---------- SOURCE RECORDS
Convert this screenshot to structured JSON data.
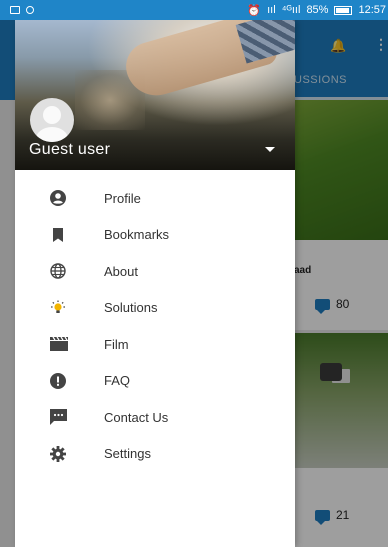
{
  "status_bar": {
    "signal": "ııl",
    "signal_secondary": "⁴ᴳııl",
    "battery": "85%",
    "time": "12:57"
  },
  "background_app": {
    "tab": "USSIONS",
    "post_title_fragment": "aad",
    "comment_counts": [
      "80",
      "21"
    ],
    "colors": {
      "app_bar": "#1e7dc1",
      "comment_icon": "#1e7dc1"
    }
  },
  "drawer": {
    "user": {
      "name": "Guest user"
    },
    "menu": [
      {
        "label": "Profile",
        "icon": "account-circle-icon"
      },
      {
        "label": "Bookmarks",
        "icon": "bookmark-icon"
      },
      {
        "label": "About",
        "icon": "globe-icon"
      },
      {
        "label": "Solutions",
        "icon": "lightbulb-icon"
      },
      {
        "label": "Film",
        "icon": "film-icon"
      },
      {
        "label": "FAQ",
        "icon": "alert-circle-icon"
      },
      {
        "label": "Contact Us",
        "icon": "message-icon"
      },
      {
        "label": "Settings",
        "icon": "gear-icon"
      }
    ]
  }
}
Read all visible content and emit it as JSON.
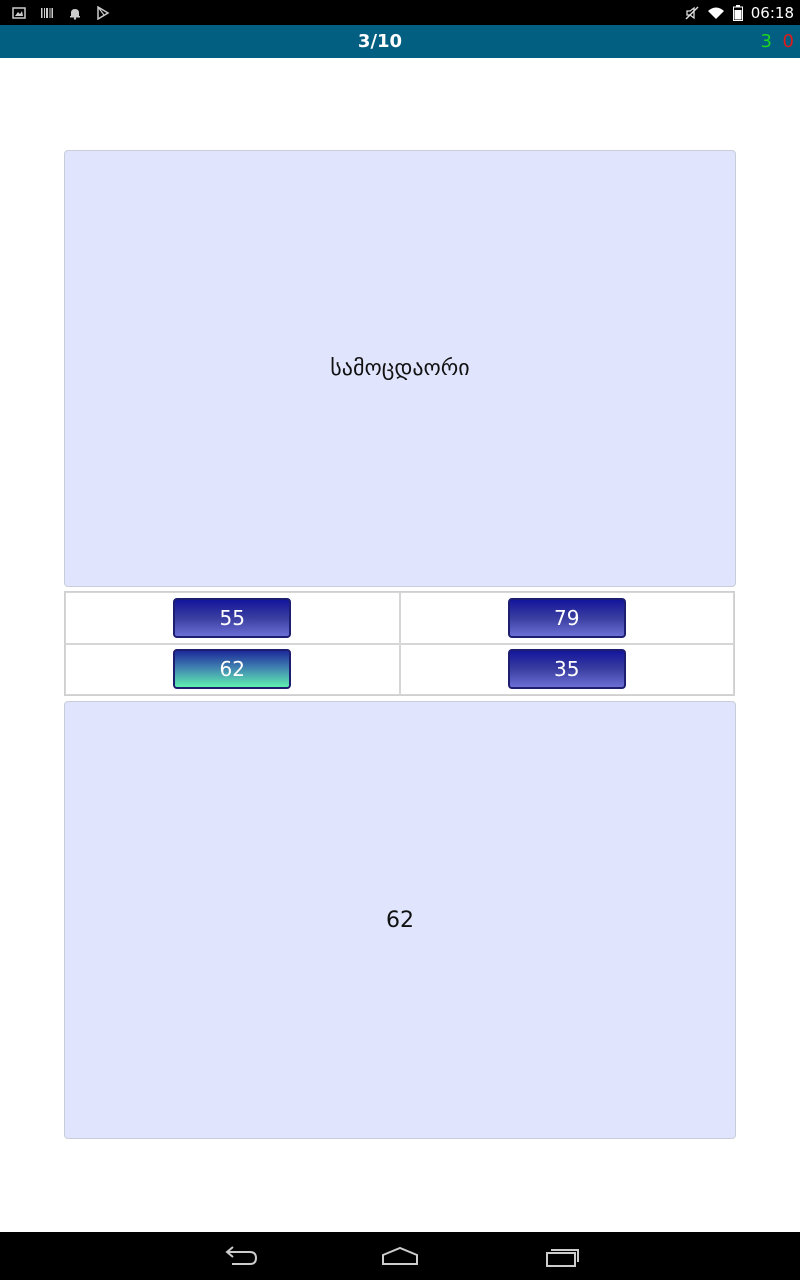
{
  "status_bar": {
    "time": "06:18",
    "left_icons": [
      "image-icon",
      "barcode-icon",
      "notification-bell-icon",
      "play-store-icon"
    ],
    "right_icons": [
      "mute-icon",
      "wifi-icon",
      "battery-icon"
    ]
  },
  "header": {
    "progress": "3/10",
    "correct_count": "3",
    "wrong_count": "0",
    "correct_color": "#1ed61e",
    "wrong_color": "#e01a1a"
  },
  "question": {
    "word": "სამოცდაორი"
  },
  "options": [
    {
      "label": "55",
      "selected": false
    },
    {
      "label": "79",
      "selected": false
    },
    {
      "label": "62",
      "selected": true
    },
    {
      "label": "35",
      "selected": false
    }
  ],
  "answer": {
    "value": "62"
  },
  "nav": {
    "buttons": [
      "back-icon",
      "home-icon",
      "recent-apps-icon"
    ]
  },
  "colors": {
    "header_bg": "#035f82",
    "card_bg": "#e0e5fd",
    "button_dark": "#14169c",
    "button_selected_bottom": "#5ff0b0"
  }
}
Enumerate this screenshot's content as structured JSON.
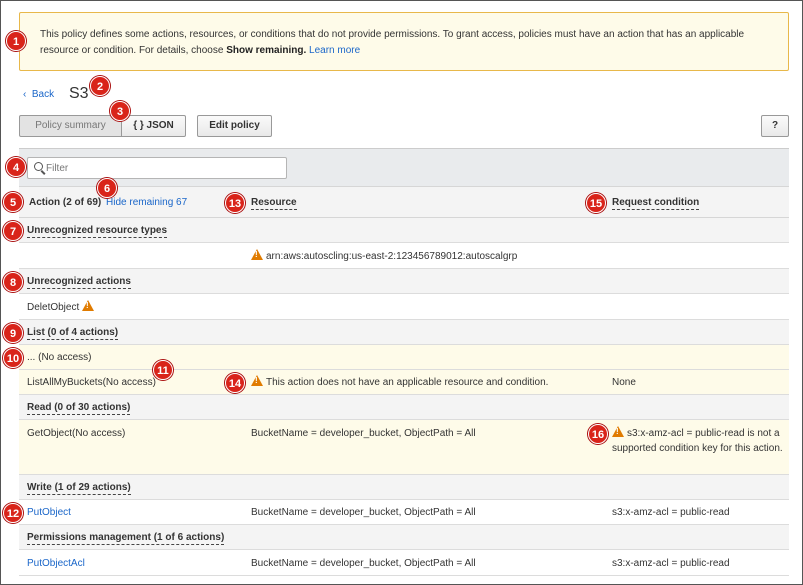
{
  "banner": {
    "text_part1": "This policy defines some actions, resources, or conditions that do not provide permissions. To grant access, policies must have an action that has an applicable resource or condition. For details, choose ",
    "show_remaining": "Show remaining.",
    "learn_more": "Learn more"
  },
  "nav": {
    "back_label": "Back",
    "page_title": "S3"
  },
  "toolbar": {
    "policy_summary": "Policy summary",
    "json": "{ } JSON",
    "edit_policy": "Edit policy",
    "help": "?"
  },
  "filter": {
    "placeholder": "Filter"
  },
  "table": {
    "headers": {
      "action": "Action (2 of 69)",
      "hide_remaining": "Hide remaining 67",
      "resource": "Resource",
      "request_condition": "Request condition"
    },
    "rows": {
      "unrec_res_types": "Unrecognized resource types",
      "arn": "arn:aws:autoscling:us-east-2:123456789012:autoscalgrp",
      "unrec_actions": "Unrecognized actions",
      "delet_object": "DeletObject",
      "list_group": "List (0 of 4 actions)",
      "no_access": "... (No access)",
      "list_all": "ListAllMyBuckets(No access)",
      "list_all_resource": "This action does not have an applicable resource and condition.",
      "list_all_condition": "None",
      "read_group": "Read (0 of 30 actions)",
      "get_object": "GetObject(No access)",
      "get_object_resource": "BucketName = developer_bucket, ObjectPath = All",
      "get_object_condition": "s3:x-amz-acl = public-read is not a supported condition key for this action.",
      "write_group": "Write (1 of 29 actions)",
      "put_object": "PutObject",
      "put_object_resource": "BucketName = developer_bucket, ObjectPath = All",
      "put_object_condition": "s3:x-amz-acl = public-read",
      "perm_group": "Permissions management (1 of 6 actions)",
      "put_object_acl": "PutObjectAcl",
      "put_object_acl_resource": "BucketName = developer_bucket, ObjectPath = All",
      "put_object_acl_condition": "s3:x-amz-acl = public-read"
    }
  },
  "callouts": [
    "1",
    "2",
    "3",
    "4",
    "5",
    "6",
    "7",
    "8",
    "9",
    "10",
    "11",
    "12",
    "13",
    "14",
    "15",
    "16"
  ],
  "colors": {
    "accent_link": "#1a66c9",
    "callout": "#d9241a",
    "warning": "#e07b00",
    "banner_border": "#e8b84a"
  }
}
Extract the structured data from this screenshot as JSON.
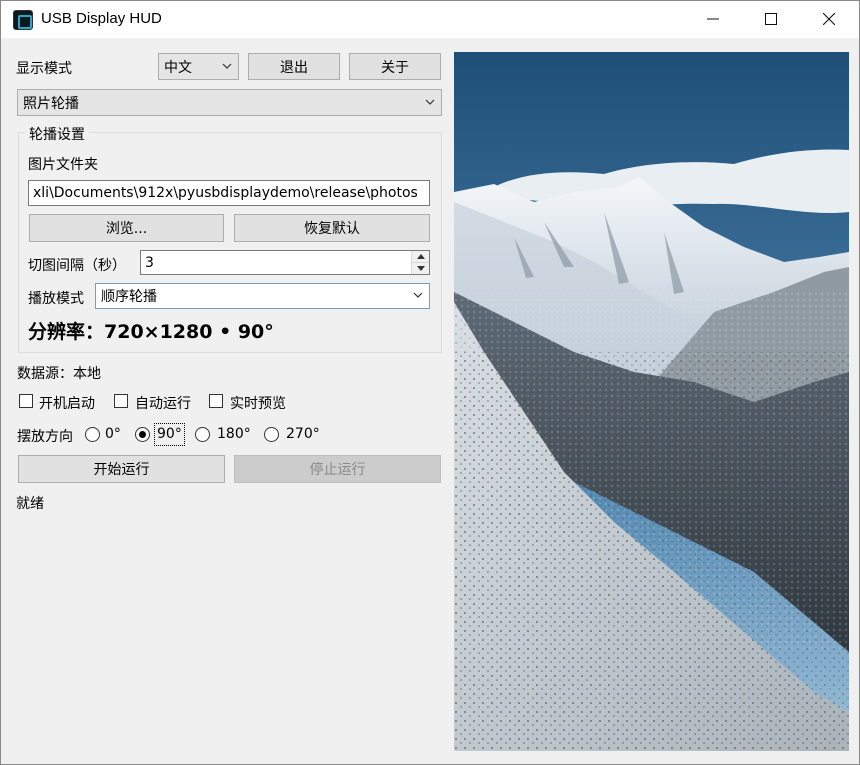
{
  "window": {
    "title": "USB Display HUD"
  },
  "icons": {
    "app": "app-icon",
    "minimize": "minimize-icon",
    "maximize": "maximize-icon",
    "close": "close-icon",
    "dropdown": "chevron-down-icon"
  },
  "top": {
    "display_mode_label": "显示模式",
    "language_value": "中文",
    "exit_label": "退出",
    "about_label": "关于",
    "mode_value": "照片轮播"
  },
  "slideshow": {
    "group_title": "轮播设置",
    "folder_label": "图片文件夹",
    "folder_value": "xli\\Documents\\912x\\pyusbdisplaydemo\\release\\photos",
    "browse_label": "浏览...",
    "reset_label": "恢复默认",
    "interval_label": "切图间隔（秒）",
    "interval_value": "3",
    "play_mode_label": "播放模式",
    "play_mode_value": "顺序轮播",
    "resolution_text": "分辨率：720×1280 • 90°"
  },
  "status": {
    "data_source": "数据源：本地",
    "autostart_label": "开机启动",
    "autorun_label": "自动运行",
    "preview_label": "实时预览",
    "orientation_label": "摆放方向",
    "orientations": [
      "0°",
      "90°",
      "180°",
      "270°"
    ],
    "selected_orientation": "90°",
    "start_label": "开始运行",
    "stop_label": "停止运行",
    "state_text": "就绪"
  },
  "colors": {
    "window_bg": "#f0f0f0",
    "sky": "#2a5a80",
    "snow": "#eef2f5",
    "mountain_dark": "#3c4650"
  }
}
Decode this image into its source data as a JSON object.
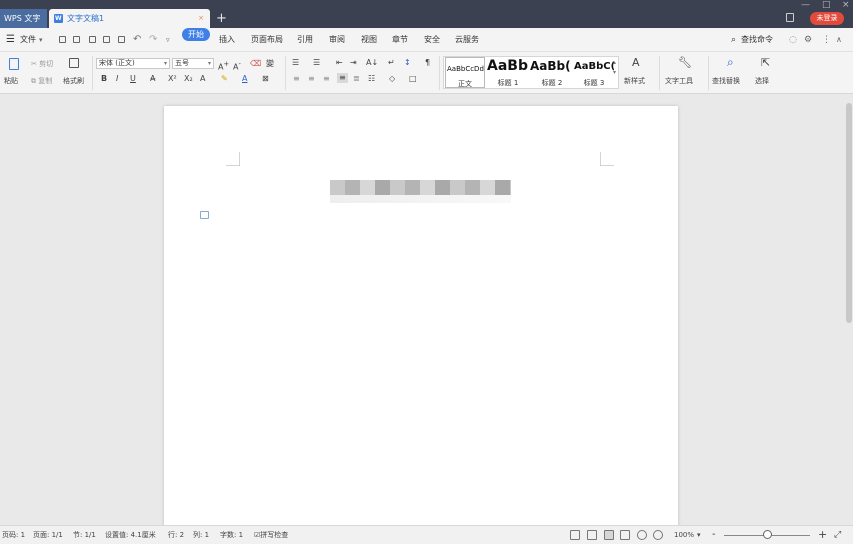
{
  "titlebar": {
    "app_tab": "WPS 文字",
    "doc_tab": "文字文稿1",
    "close_symbol": "×",
    "new_tab_symbol": "+",
    "minimize_symbol": "—",
    "maximize_symbol": "□",
    "login_label": "未登录"
  },
  "menubar": {
    "file_label": "文件",
    "menu_icon": "hamburger-icon",
    "quick_access_icons": [
      "open-icon",
      "save-icon",
      "print-icon",
      "preview-icon",
      "export-icon",
      "undo-icon",
      "redo-icon",
      "more-icon"
    ],
    "tabs": [
      "开始",
      "插入",
      "页面布局",
      "引用",
      "审阅",
      "视图",
      "章节",
      "安全",
      "云服务"
    ],
    "search_label": "查找命令"
  },
  "ribbon": {
    "paste": "粘贴",
    "cut": "剪切",
    "copy": "复制",
    "format_painter": "格式刷",
    "font_name": "宋体 (正文)",
    "font_size": "五号",
    "styles": [
      {
        "sample": "AaBbCcDd",
        "label": "正文"
      },
      {
        "sample": "AaBb",
        "label": "标题 1"
      },
      {
        "sample": "AaBb(",
        "label": "标题 2"
      },
      {
        "sample": "AaBbC(",
        "label": "标题 3"
      }
    ],
    "new_style": "新样式",
    "text_tools": "文字工具",
    "find_replace": "查找替换",
    "select": "选择"
  },
  "statusbar": {
    "page_num": "页码: 1",
    "page_count": "页面: 1/1",
    "section": "节: 1/1",
    "position": "设置值: 4.1厘米",
    "line": "行: 2",
    "column": "列: 1",
    "word_count": "字数: 1",
    "spell_check": "拼写检查",
    "zoom": "100%",
    "zoom_minus": "-",
    "zoom_plus": "+"
  },
  "colors": {
    "titlebar": "#3b4150",
    "accent": "#3f80e8",
    "login": "#e24b3b"
  }
}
--------------------
_DIRECTIVE:_
Leave images out of the retyped records; keep all else exact.

_SOLUTION TO THE PROBLEM:_
Convert this screenshot to structured JSON data.
{
  "status_bar": {
    "signal": "ııl",
    "signal_secondary": "⁴ᴳııl",
    "battery": "85%",
    "time": "12:57"
  },
  "background_app": {
    "tab": "USSIONS",
    "post_title_fragment": "aad",
    "comment_counts": [
      "80",
      "21"
    ],
    "colors": {
      "app_bar": "#1e7dc1",
      "comment_icon": "#1e7dc1"
    }
  },
  "drawer": {
    "user": {
      "name": "Guest user"
    },
    "menu": [
      {
        "label": "Profile",
        "icon": "account-circle-icon"
      },
      {
        "label": "Bookmarks",
        "icon": "bookmark-icon"
      },
      {
        "label": "About",
        "icon": "globe-icon"
      },
      {
        "label": "Solutions",
        "icon": "lightbulb-icon"
      },
      {
        "label": "Film",
        "icon": "film-icon"
      },
      {
        "label": "FAQ",
        "icon": "alert-circle-icon"
      },
      {
        "label": "Contact Us",
        "icon": "message-icon"
      },
      {
        "label": "Settings",
        "icon": "gear-icon"
      }
    ]
  }
}
Read all visible content and emit it as JSON.
{
  "status_bar": {
    "time": "06:18",
    "left_icons": [
      "image-icon",
      "barcode-icon",
      "notification-bell-icon",
      "play-store-icon"
    ],
    "right_icons": [
      "mute-icon",
      "wifi-icon",
      "battery-icon"
    ]
  },
  "header": {
    "progress": "3/10",
    "correct_count": "3",
    "wrong_count": "0",
    "correct_color": "#1ed61e",
    "wrong_color": "#e01a1a"
  },
  "question": {
    "word": "სამოცდაორი"
  },
  "options": [
    {
      "label": "55",
      "selected": false
    },
    {
      "label": "79",
      "selected": false
    },
    {
      "label": "62",
      "selected": true
    },
    {
      "label": "35",
      "selected": false
    }
  ],
  "answer": {
    "value": "62"
  },
  "nav": {
    "buttons": [
      "back-icon",
      "home-icon",
      "recent-apps-icon"
    ]
  },
  "colors": {
    "header_bg": "#035f82",
    "card_bg": "#e0e5fd",
    "button_dark": "#14169c",
    "button_selected_bottom": "#5ff0b0"
  }
}
Enumerate this screenshot's content as structured JSON.
{
  "banner": {
    "text_part1": "This policy defines some actions, resources, or conditions that do not provide permissions. To grant access, policies must have an action that has an applicable resource or condition. For details, choose ",
    "show_remaining": "Show remaining.",
    "learn_more": "Learn more"
  },
  "nav": {
    "back_label": "Back",
    "page_title": "S3"
  },
  "toolbar": {
    "policy_summary": "Policy summary",
    "json": "{ } JSON",
    "edit_policy": "Edit policy",
    "help": "?"
  },
  "filter": {
    "placeholder": "Filter"
  },
  "table": {
    "headers": {
      "action": "Action (2 of 69)",
      "hide_remaining": "Hide remaining 67",
      "resource": "Resource",
      "request_condition": "Request condition"
    },
    "rows": {
      "unrec_res_types": "Unrecognized resource types",
      "arn": "arn:aws:autoscling:us-east-2:123456789012:autoscalgrp",
      "unrec_actions": "Unrecognized actions",
      "delet_object": "DeletObject",
      "list_group": "List (0 of 4 actions)",
      "no_access": "... (No access)",
      "list_all": "ListAllMyBuckets(No access)",
      "list_all_resource": "This action does not have an applicable resource and condition.",
      "list_all_condition": "None",
      "read_group": "Read (0 of 30 actions)",
      "get_object": "GetObject(No access)",
      "get_object_resource": "BucketName = developer_bucket, ObjectPath = All",
      "get_object_condition": "s3:x-amz-acl = public-read is not a supported condition key for this action.",
      "write_group": "Write (1 of 29 actions)",
      "put_object": "PutObject",
      "put_object_resource": "BucketName = developer_bucket, ObjectPath = All",
      "put_object_condition": "s3:x-amz-acl = public-read",
      "perm_group": "Permissions management (1 of 6 actions)",
      "put_object_acl": "PutObjectAcl",
      "put_object_acl_resource": "BucketName = developer_bucket, ObjectPath = All",
      "put_object_acl_condition": "s3:x-amz-acl = public-read"
    }
  },
  "callouts": [
    "1",
    "2",
    "3",
    "4",
    "5",
    "6",
    "7",
    "8",
    "9",
    "10",
    "11",
    "12",
    "13",
    "14",
    "15",
    "16"
  ],
  "colors": {
    "accent_link": "#1a66c9",
    "callout": "#d9241a",
    "warning": "#e07b00",
    "banner_border": "#e8b84a"
  }
}
Extract the structured data from this screenshot as JSON.
{
  "window": {
    "title": "USB Display HUD"
  },
  "icons": {
    "app": "app-icon",
    "minimize": "minimize-icon",
    "maximize": "maximize-icon",
    "close": "close-icon",
    "dropdown": "chevron-down-icon"
  },
  "top": {
    "display_mode_label": "显示模式",
    "language_value": "中文",
    "exit_label": "退出",
    "about_label": "关于",
    "mode_value": "照片轮播"
  },
  "slideshow": {
    "group_title": "轮播设置",
    "folder_label": "图片文件夹",
    "folder_value": "xli\\Documents\\912x\\pyusbdisplaydemo\\release\\photos",
    "browse_label": "浏览...",
    "reset_label": "恢复默认",
    "interval_label": "切图间隔（秒）",
    "interval_value": "3",
    "play_mode_label": "播放模式",
    "play_mode_value": "顺序轮播",
    "resolution_text": "分辨率：720×1280 • 90°"
  },
  "status": {
    "data_source": "数据源：本地",
    "autostart_label": "开机启动",
    "autorun_label": "自动运行",
    "preview_label": "实时预览",
    "orientation_label": "摆放方向",
    "orientations": [
      "0°",
      "90°",
      "180°",
      "270°"
    ],
    "selected_orientation": "90°",
    "start_label": "开始运行",
    "stop_label": "停止运行",
    "state_text": "就绪"
  },
  "colors": {
    "window_bg": "#f0f0f0",
    "sky": "#2a5a80",
    "snow": "#eef2f5",
    "mountain_dark": "#3c4650"
  }
}
Decode this image into its source data as a JSON object.
{
  "titlebar": {
    "app_tab": "WPS 文字",
    "doc_tab": "文字文稿1",
    "close_symbol": "×",
    "new_tab_symbol": "+",
    "minimize_symbol": "—",
    "maximize_symbol": "□",
    "login_label": "未登录"
  },
  "menubar": {
    "file_label": "文件",
    "menu_icon": "hamburger-icon",
    "quick_access_icons": [
      "open-icon",
      "save-icon",
      "print-icon",
      "preview-icon",
      "export-icon",
      "undo-icon",
      "redo-icon",
      "more-icon"
    ],
    "tabs": [
      "开始",
      "插入",
      "页面布局",
      "引用",
      "审阅",
      "视图",
      "章节",
      "安全",
      "云服务"
    ],
    "search_label": "查找命令"
  },
  "ribbon": {
    "paste": "粘贴",
    "cut": "剪切",
    "copy": "复制",
    "format_painter": "格式刷",
    "font_name": "宋体 (正文)",
    "font_size": "五号",
    "styles": [
      {
        "sample": "AaBbCcDd",
        "label": "正文"
      },
      {
        "sample": "AaBb",
        "label": "标题 1"
      },
      {
        "sample": "AaBb(",
        "label": "标题 2"
      },
      {
        "sample": "AaBbC(",
        "label": "标题 3"
      }
    ],
    "new_style": "新样式",
    "text_tools": "文字工具",
    "find_replace": "查找替换",
    "select": "选择"
  },
  "statusbar": {
    "page_num": "页码: 1",
    "page_count": "页面: 1/1",
    "section": "节: 1/1",
    "position": "设置值: 4.1厘米",
    "line": "行: 2",
    "column": "列: 1",
    "word_count": "字数: 1",
    "spell_check": "拼写检查",
    "zoom": "100%",
    "zoom_minus": "-",
    "zoom_plus": "+"
  },
  "colors": {
    "titlebar": "#3b4150",
    "accent": "#3f80e8",
    "login": "#e24b3b"
  }
}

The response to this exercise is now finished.